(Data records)
----------
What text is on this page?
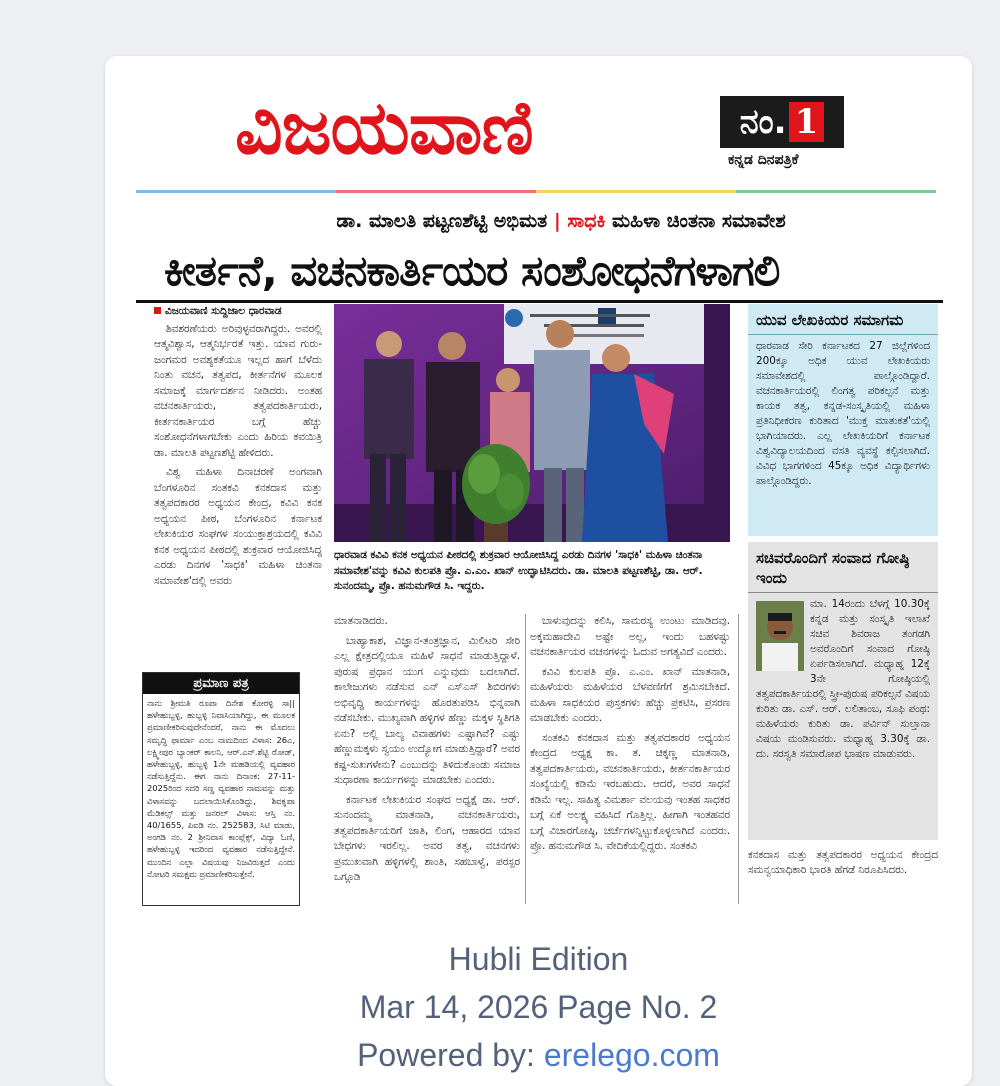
ವಿಜಯವಾಣಿ	ನಂ. 1
ಕನ್ನಡ ದಿನಪತ್ರಿಕೆ
ಡಾ. ಮಾಲತಿ ಪಟ್ಟಣಶೆಟ್ಟಿ ಅಭಿಮತ | ಸಾಧಕಿ ಮಹಿಳಾ ಚಿಂತನಾ ಸಮಾವೇಶ
ಕೀರ್ತನೆ, ವಚನಕಾರ್ತಿಯರ ಸಂಶೋಧನೆಗಳಾಗಲಿ
ವಿಜಯವಾಣಿ ಸುದ್ದಿಜಾಲ ಧಾರವಾಡ

ಶಿವಶರಣೆಯರು ಅರಿವುಳ್ಳವರಾಗಿದ್ದರು. ಅವರಲ್ಲಿ ಆತ್ಮವಿಶ್ವಾಸ, ಆತ್ಮನಿರ್ಭರತೆ ಇತ್ತು. ಯಾವ ಗುರು-ಜಂಗಮರ ಅವಶ್ಯಕತೆಯೂ ಇಲ್ಲದ ಹಾಗೆ ಬೆಳೆದು ನಿಂತು ವಚನ, ತತ್ವಪದ, ಕೀರ್ತನೆಗಳ ಮೂಲಕ ಸಮಾಜಕ್ಕೆ ಮಾರ್ಗದರ್ಶನ ನೀಡಿದರು. ಅಂತಹ ವಚನಕಾರ್ತಿಯರು, ತತ್ವಪದಕಾರ್ತಿಯರು, ಕೀರ್ತನಕಾರ್ತಿಯರ ಬಗ್ಗೆ ಹೆಚ್ಚು ಸಂಶೋಧನೆಗಳಾಗಬೇಕು ಎಂದು ಹಿರಿಯ ಕವಯಿತ್ರಿ ಡಾ. ಮಾಲತಿ ಪಟ್ಟಣಶೆಟ್ಟಿ ಹೇಳಿದರು.

ವಿಶ್ವ ಮಹಿಳಾ ದಿನಾಚರಣೆ ಅಂಗವಾಗಿ ಬೆಂಗಳೂರಿನ ಸಂತಕವಿ ಕನಕದಾಸ ಮತ್ತು ತತ್ವಪದಕಾರರ ಅಧ್ಯಯನ ಕೇಂದ್ರ, ಕವಿವಿ ಕನಕ ಅಧ್ಯಯನ ಪೀಠ, ಬೆಂಗಳೂರಿನ ಕರ್ನಾಟಕ ಲೇಖಕಿಯರ ಸಂಘಗಳ ಸಂಯುಕ್ತಾಶ್ರಯದಲ್ಲಿ ಕವಿವಿ ಕನಕ ಅಧ್ಯಯನ ಪೀಠದಲ್ಲಿ ಶುಕ್ರವಾರ ಆಯೋಜಿಸಿದ್ದ ಎರಡು ದಿನಗಳ 'ಸಾಧಕಿ' ಮಹಿಳಾ ಚಿಂತನಾ ಸಮಾವೇಶ'ದಲ್ಲಿ ಅವರು

ಪ್ರಮಾಣ ಪತ್ರ
ನಾನು ಶ್ರೀಮತಿ ರೂಪಾ ದಿನೇಶ ಕೋರಳ್ಳಿ ಸಾ|| ಹಳೇಹುಬ್ಬಳ್ಳಿ, ಹುಬ್ಬಳ್ಳಿ ನಿವಾಸಿಯಾಗಿದ್ದು, ಈ ಮೂಲಕ ಪ್ರಮಾಣೀಕರಿಸುವುದೇನೆಂದರೆ, ನಾನು ಈ ಮೊದಲು ಸಮೃದ್ಧಿ ಫಾರ್ಮಾ ಎಂಬ ನಾಮದಿಂದ ವಿಳಾಸ: 26ಎ, ಲಕ್ಷ್ಮೀಪುರ ಬ್ಯಾಂಕರ್ ಕಾಲನಿ, ಆರ್.ಎನ್.ಶೆಟ್ಟಿ ರೋಡ್, ಹಳೇಹುಬ್ಬಳ್ಳಿ, ಹುಬ್ಬಳ್ಳಿ 1ನೇ ಮಹಡಿಯಲ್ಲಿ ವ್ಯವಹಾರ ನಡೆಸುತ್ತಿದ್ದೆನು. ಈಗ ನಾನು ದಿನಾಂಕ: 27-11-2025ರಿಂದ ಸದರಿ ಸಣ್ಣ ವ್ಯವಹಾರ ನಾಮವನ್ನು ಮತ್ತು ವಿಳಾಸವನ್ನು ಬದಲಾಯಿಸಿಕೊಂಡಿದ್ದು, ಶಿವಕೃಪಾ ಮೆಡಿಕಲ್ಸ್ ಮತ್ತು ಜನರಲ್ ವಿಳಾಸ: ಆಸ್ತಿ ನಂ. 40/1655, ಪಿಐಡಿ ನಂ. 252583, ಸಿಟಿ ಮಾಡು, ಅಂಗಡಿ ನಂ. 2 ಶ್ರೀನಿವಾಸ ಕಾಂಪ್ಲೆಕ್ಸ್, ವಿದ್ಯಾ ಓಣಿ, ಹಳೇಹುಬ್ಬಳ್ಳಿ ಇದರಿಂದ ವ್ಯವಹಾರ ನಡೆಸುತ್ತಿದ್ದೇನೆ. ಮುಂದಿನ ಎಲ್ಲಾ ವಿಷಯವು ನಿಜವಿರುತ್ತದೆ ಎಂದು ನೋಟರಿ ಸಮಕ್ಷಮ ಪ್ರಮಾಣೀಕರಿಸುತ್ತೇನೆ.
ಧಾರವಾಡ ಕವಿವಿ ಕನಕ ಅಧ್ಯಯನ ಪೀಠದಲ್ಲಿ ಶುಕ್ರವಾರ ಆಯೋಜಿಸಿದ್ದ ಎರಡು ದಿನಗಳ 'ಸಾಧಕಿ' ಮಹಿಳಾ ಚಿಂತನಾ ಸಮಾವೇಶ'ವನ್ನು ಕವಿವಿ ಕುಲಪತಿ ಪ್ರೊ. ಎ.ಎಂ. ಖಾನ್ ಉದ್ಘಾಟಿಸಿದರು. ಡಾ. ಮಾಲತಿ ಪಟ್ಟಣಶೆಟ್ಟಿ, ಡಾ. ಆರ್. ಸುನಂದಮ್ಮ, ಪ್ರೊ. ಹನುಮಗೌಡ ಸಿ. ಇದ್ದರು.
ಮಾತನಾಡಿದರು.

ಬಾಹ್ಯಾಕಾಶ, ವಿಜ್ಞಾನ-ತಂತ್ರಜ್ಞಾನ, ಮಿಲಿಟರಿ ಸೇರಿ ಎಲ್ಲ ಕ್ಷೇತ್ರದಲ್ಲಿಯೂ ಮಹಿಳೆ ಸಾಧನೆ ಮಾಡುತ್ತಿದ್ದಾಳೆ. ಪುರುಷ ಪ್ರಧಾನ ಯುಗ ಎನ್ನುವುದು ಬದಲಾಗಿದೆ. ಕಾಲೇಜುಗಳು ನಡೆಸುವ ಎನ್ ಎಸ್‌ಎಸ್ ಶಿಬಿರಗಳು ಅಭಿವೃದ್ಧಿ ಕಾರ್ಯಗಳನ್ನು ಹೊರತುಪಡಿಸಿ ಭಿನ್ನವಾಗಿ ನಡೆಸಬೇಕು. ಮುಖ್ಯವಾಗಿ ಹಳ್ಳಿಗಳ ಹೆಣ್ಣು ಮಕ್ಕಳ ಸ್ಥಿತಿಗತಿ ಏನು? ಅಲ್ಲಿ ಬಾಲ್ಯ ವಿವಾಹಗಳು ಎಷ್ಟಾಗಿವೆ? ಎಷ್ಟು ಹೆಣ್ಣುಮಕ್ಕಳು ಸ್ವಯಂ ಉದ್ಯೋಗ ಮಾಡುತ್ತಿದ್ದಾರೆ? ಅವರ ಕಷ್ಟ-ಸುಖಗಳೇನು? ಎಂಬುದನ್ನು ತಿಳಿದುಕೊಂಡು ಸಮಾಜ ಸುಧಾರಣಾ ಕಾರ್ಯಗಳನ್ನು ಮಾಡಬೇಕು ಎಂದರು.

ಕರ್ನಾಟಕ ಲೇಖಕಿಯರ ಸಂಘದ ಅಧ್ಯಕ್ಷೆ ಡಾ. ಆರ್. ಸುನಂದಮ್ಮ ಮಾತನಾಡಿ, ವಚನಕಾರ್ತಿಯರು, ತತ್ವಪದಕಾರ್ತಿಯರಿಗೆ ಜಾತಿ, ಲಿಂಗ, ಆಹಾರದ ಯಾವ ಬೇಧಗಳು ಇರಲಿಲ್ಲ. ಅವರ ತತ್ವ, ವಚನಗಳು ಪ್ರಮುಖವಾಗಿ ಹಳ್ಳಿಗಳಲ್ಲಿ ಶಾಂತಿ, ಸಹಬಾಳ್ವೆ, ಪರಸ್ಪರ ಒಗ್ಗೂಡಿ

ಬಾಳುವುದನ್ನು ಕಲಿಸಿ, ಸಾಮರಸ್ಯ ಉಂಟು ಮಾಡಿದವು. ಅಕ್ಕಮಹಾದೇವಿ ಅಷ್ಟೇ ಅಲ್ಲ, ಇಂದು ಬಹಳಷ್ಟು ವಚನಕಾರ್ತಿಯರ ವಚನಗಳನ್ನು ಓದುವ ಅಗತ್ಯವಿದೆ ಎಂದರು.

ಕವಿವಿ ಕುಲಪತಿ ಪ್ರೊ. ಎ.ಎಂ. ಖಾನ್ ಮಾತನಾಡಿ, ಮಹಿಳೆಯರು ಮಹಿಳೆಯರ ಬೆಳವಣಿಗೆಗೆ ಶ್ರಮಿಸಬೇಕಿದೆ. ಮಹಿಳಾ ಸಾಧಕಿಯರ ಪುಸ್ತಕಗಳು ಹೆಚ್ಚು ಪ್ರಕಟಿಸಿ, ಪ್ರಸರಣ ಮಾಡಬೇಕು ಎಂದರು.

ಸಂತಕವಿ ಕನಕದಾಸ ಮತ್ತು ತತ್ವಪದಕಾರರ ಅಧ್ಯಯನ ಕೇಂದ್ರದ ಅಧ್ಯಕ್ಷ ಕಾ. ತ. ಚಿಕ್ಕಣ್ಣ ಮಾತನಾಡಿ, ತತ್ವಪದಕಾರ್ತಿಯರು, ವಚನಕಾರ್ತಿಯರು, ಕೀರ್ತನಕಾರ್ತಿಯರ ಸಂಖ್ಯೆಯಲ್ಲಿ ಕಡಿಮೆ ಇರಬಹುದು. ಆದರೆ, ಅವರ ಸಾಧನೆ ಕಡಿಮೆ ಇಲ್ಲ. ಸಾಹಿತ್ಯ ವಿಮರ್ಶಾ ವಲಯವು ಇಂತಹ ಸಾಧಕರ ಬಗ್ಗೆ ಏಕೆ ಅಲಕ್ಷ್ಯ ವಹಿಸಿದೆ ಗೊತ್ತಿಲ್ಲ. ಹೀಗಾಗಿ ಇಂತಹವರ ಬಗ್ಗೆ ವಿಚಾರಗೋಷ್ಠಿ, ಚರ್ಚೆಗಳನ್ನಿಟ್ಟುಕೊಳ್ಳಲಾಗಿದೆ ಎಂದರು. ಪ್ರೊ. ಹನುಮಗೌಡ ಸಿ. ವೇದಿಕೆಯಲ್ಲಿದ್ದರು. ಸಂತಕವಿ

ಯುವ ಲೇಖಕಿಯರ ಸಮಾಗಮ
ಧಾರವಾಡ ಸೇರಿ ಕರ್ನಾಟಕದ 27 ಜಿಲ್ಲೆಗಳಿಂದ 200ಕ್ಕೂ ಅಧಿಕ ಯುವ ಲೇಖಕಿಯರು ಸಮಾವೇಶದಲ್ಲಿ ಪಾಲ್ಗೊಂಡಿದ್ದಾರೆ. ವಚನಕಾರ್ತಿಯರಲ್ಲಿ ಲಿಂಗತ್ವ ಪರಿಕಲ್ಪನೆ ಮತ್ತು ಕಾಯಕ ತತ್ವ, ಕನ್ನಡ-ಸಂಸ್ಕೃತಿಯಲ್ಲಿ ಮಹಿಳಾ ಪ್ರತಿನಿಧೀಕರಣ ಕುರಿತಾದ 'ಮುಕ್ತ ಮಾತುಕತೆ'ಯಲ್ಲಿ ಭಾಗಿಯಾದರು. ಎಲ್ಲ ಲೇಖಕಿಯರಿಗೆ ಕರ್ನಾಟಕ ವಿಶ್ವವಿದ್ಯಾಲಯದಿಂದ ವಸತಿ ವ್ಯವಸ್ಥೆ ಕಲ್ಪಿಸಲಾಗಿದೆ. ವಿವಿಧ ಭಾಗಗಳಿಂದ 45ಕ್ಕೂ ಅಧಿಕ ವಿದ್ಯಾರ್ಥಿಗಳು ಪಾಲ್ಗೊಂಡಿದ್ದರು.
ಸಚಿವರೊಂದಿಗೆ ಸಂವಾದ ಗೋಷ್ಠಿ ಇಂದು
ಮಾ. 14ರಂದು ಬೆಳಗ್ಗೆ 10.30ಕ್ಕೆ ಕನ್ನಡ ಮತ್ತು ಸಂಸ್ಕೃತಿ ಇಲಾಖೆ ಸಚಿವ ಶಿವರಾಜ ತಂಗಡಗಿ ಅವರೊಂದಿಗೆ ಸಂವಾದ ಗೋಷ್ಠಿ ಏರ್ಪಡಿಸಲಾಗಿದೆ. ಮಧ್ಯಾಹ್ನ 12ಕ್ಕೆ 3ನೇ ಗೋಷ್ಠಿಯಲ್ಲಿ ತತ್ವಪದಕಾರ್ತಿಯರಲ್ಲಿ ಸ್ತ್ರೀ-ಪುರುಷ ಪರಿಕಲ್ಪನೆ ವಿಷಯ ಕುರಿತು ಡಾ. ಎಸ್. ಆರ್. ಲಲಿತಾಂಬ, ಸೂಫಿ ಪಂಥ: ಮಹಿಳೆಯರು ಕುರಿತು ಡಾ. ಪರ್ವಿನ್ ಸುಲ್ತಾನಾ ವಿಷಯ ಮಂಡಿಸುವರು. ಮಧ್ಯಾಹ್ನ 3.30ಕ್ಕೆ ಡಾ. ದು. ಸರಸ್ವತಿ ಸಮಾರೋಪ ಭಾಷಣ ಮಾಡುವರು.
ಕನಕದಾಸ ಮತ್ತು ತತ್ವಪದಕಾರರ ಅಧ್ಯಯನ ಕೇಂದ್ರದ ಸಮನ್ವಯಾಧಿಕಾರಿ ಭಾರತಿ ಹೆಗಡೆ ನಿರೂಪಿಸಿದರು.
Hubli Edition
Mar 14, 2026 Page No. 2
Powered by: erelego.com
----------
To be done: From the material above, gather all lines that include the string "ಕನಕದ" and copy them.

Response to the exercise:
ವಿಶ್ವ ಮಹಿಳಾ ದಿನಾಚರಣೆ ಅಂಗವಾಗಿ ಬೆಂಗಳೂರಿನ ಸಂತಕವಿ ಕನಕದಾಸ ಮತ್ತು ತತ್ವಪದಕಾರರ ಅಧ್ಯಯನ ಕೇಂದ್ರ, ಕವಿವಿ ಕನಕ ಅಧ್ಯಯನ ಪೀಠ, ಬೆಂಗಳೂರಿನ ಕರ್ನಾಟಕ ಲೇಖಕಿಯರ ಸಂಘಗಳ ಸಂಯುಕ್ತಾಶ್ರಯದಲ್ಲಿ ಕವಿವಿ ಕನಕ ಅಧ್ಯಯನ ಪೀಠದಲ್ಲಿ ಶುಕ್ರವಾರ ಆಯೋಜಿಸಿದ್ದ ಎರಡು ದಿನಗಳ 'ಸಾಧಕಿ' ಮಹಿಳಾ ಚಿಂತನಾ ಸಮಾವೇಶ'ದಲ್ಲಿ ಅವರು
ಸಂತಕವಿ ಕನಕದಾಸ ಮತ್ತು ತತ್ವಪದಕಾರರ ಅಧ್ಯಯನ ಕೇಂದ್ರದ ಅಧ್ಯಕ್ಷ ಕಾ. ತ. ಚಿಕ್ಕಣ್ಣ ಮಾತನಾಡಿ, ತತ್ವಪದಕಾರ್ತಿಯರು, ವಚನಕಾರ್ತಿಯರು, ಕೀರ್ತನಕಾರ್ತಿಯರ ಸಂಖ್ಯೆಯಲ್ಲಿ ಕಡಿಮೆ ಇರಬಹುದು. ಆದರೆ, ಅವರ ಸಾಧನೆ ಕಡಿಮೆ ಇಲ್ಲ. ಸಾಹಿತ್ಯ ವಿಮರ್ಶಾ ವಲಯವು ಇಂತಹ ಸಾಧಕರ ಬಗ್ಗೆ ಏಕೆ ಅಲಕ್ಷ್ಯ ವಹಿಸಿದೆ ಗೊತ್ತಿಲ್ಲ. ಹೀಗಾಗಿ ಇಂತಹವರ ಬಗ್ಗೆ ವಿಚಾರಗೋಷ್ಠಿ, ಚರ್ಚೆಗಳನ್ನಿಟ್ಟುಕೊಳ್ಳಲಾಗಿದೆ ಎಂದರು. ಪ್ರೊ. ಹನುಮಗೌಡ ಸಿ. ವೇದಿಕೆಯಲ್ಲಿದ್ದರು. ಸಂತಕವಿ
ಕನಕದಾಸ ಮತ್ತು ತತ್ವಪದಕಾರರ ಅಧ್ಯಯನ ಕೇಂದ್ರದ ಸಮನ್ವಯಾಧಿಕಾರಿ ಭಾರತಿ ಹೆಗಡೆ ನಿರೂಪಿಸಿದರು.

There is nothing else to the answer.